Stored rows ->
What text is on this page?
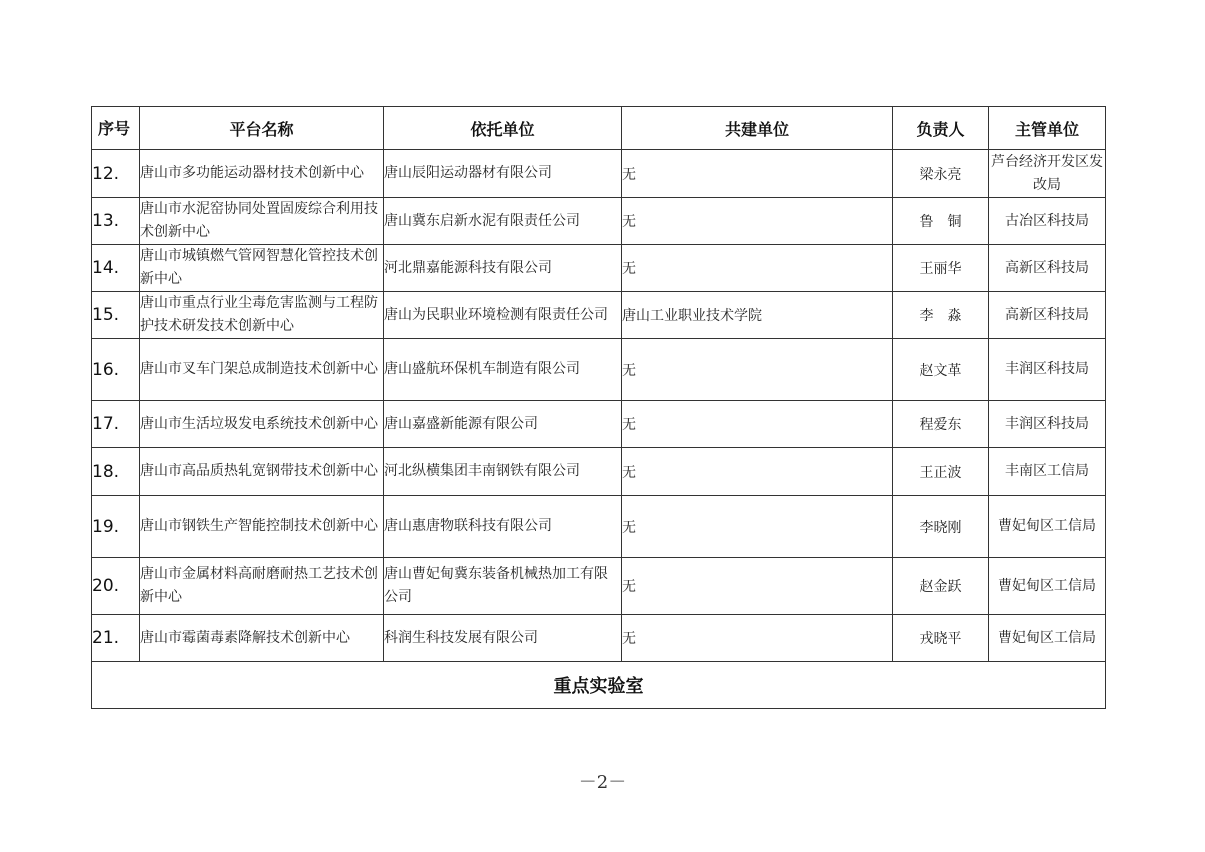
序号	平台名称	依托单位	共建单位	负责人	主管单位
12.	唐山市多功能运动器材技术创新中心	唐山辰阳运动器材有限公司	无	梁永亮	芦台经济开发区发改局
13.	唐山市水泥窑协同处置固废综合利用技术创新中心	唐山冀东启新水泥有限责任公司	无	鲁　铜	古冶区科技局
14.	唐山市城镇燃气管网智慧化管控技术创新中心	河北鼎嘉能源科技有限公司	无	王丽华	高新区科技局
15.	唐山市重点行业尘毒危害监测与工程防护技术研发技术创新中心	唐山为民职业环境检测有限责任公司	唐山工业职业技术学院	李　淼	高新区科技局
16.	唐山市叉车门架总成制造技术创新中心	唐山盛航环保机车制造有限公司	无	赵文革	丰润区科技局
17.	唐山市生活垃圾发电系统技术创新中心	唐山嘉盛新能源有限公司	无	程爱东	丰润区科技局
18.	唐山市高品质热轧宽钢带技术创新中心	河北纵横集团丰南钢铁有限公司	无	王正波	丰南区工信局
19.	唐山市钢铁生产智能控制技术创新中心	唐山惠唐物联科技有限公司	无	李晓刚	曹妃甸区工信局
20.	唐山市金属材料高耐磨耐热工艺技术创新中心	唐山曹妃甸冀东装备机械热加工有限公司	无	赵金跃	曹妃甸区工信局
21.	唐山市霉菌毒素降解技术创新中心	科润生科技发展有限公司	无	戎晓平	曹妃甸区工信局
重点实验室					
－2－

What is needed -> Report the number of lines in the listing that include the string "丰润区科技局"; give nothing but the number.

Task output -> 2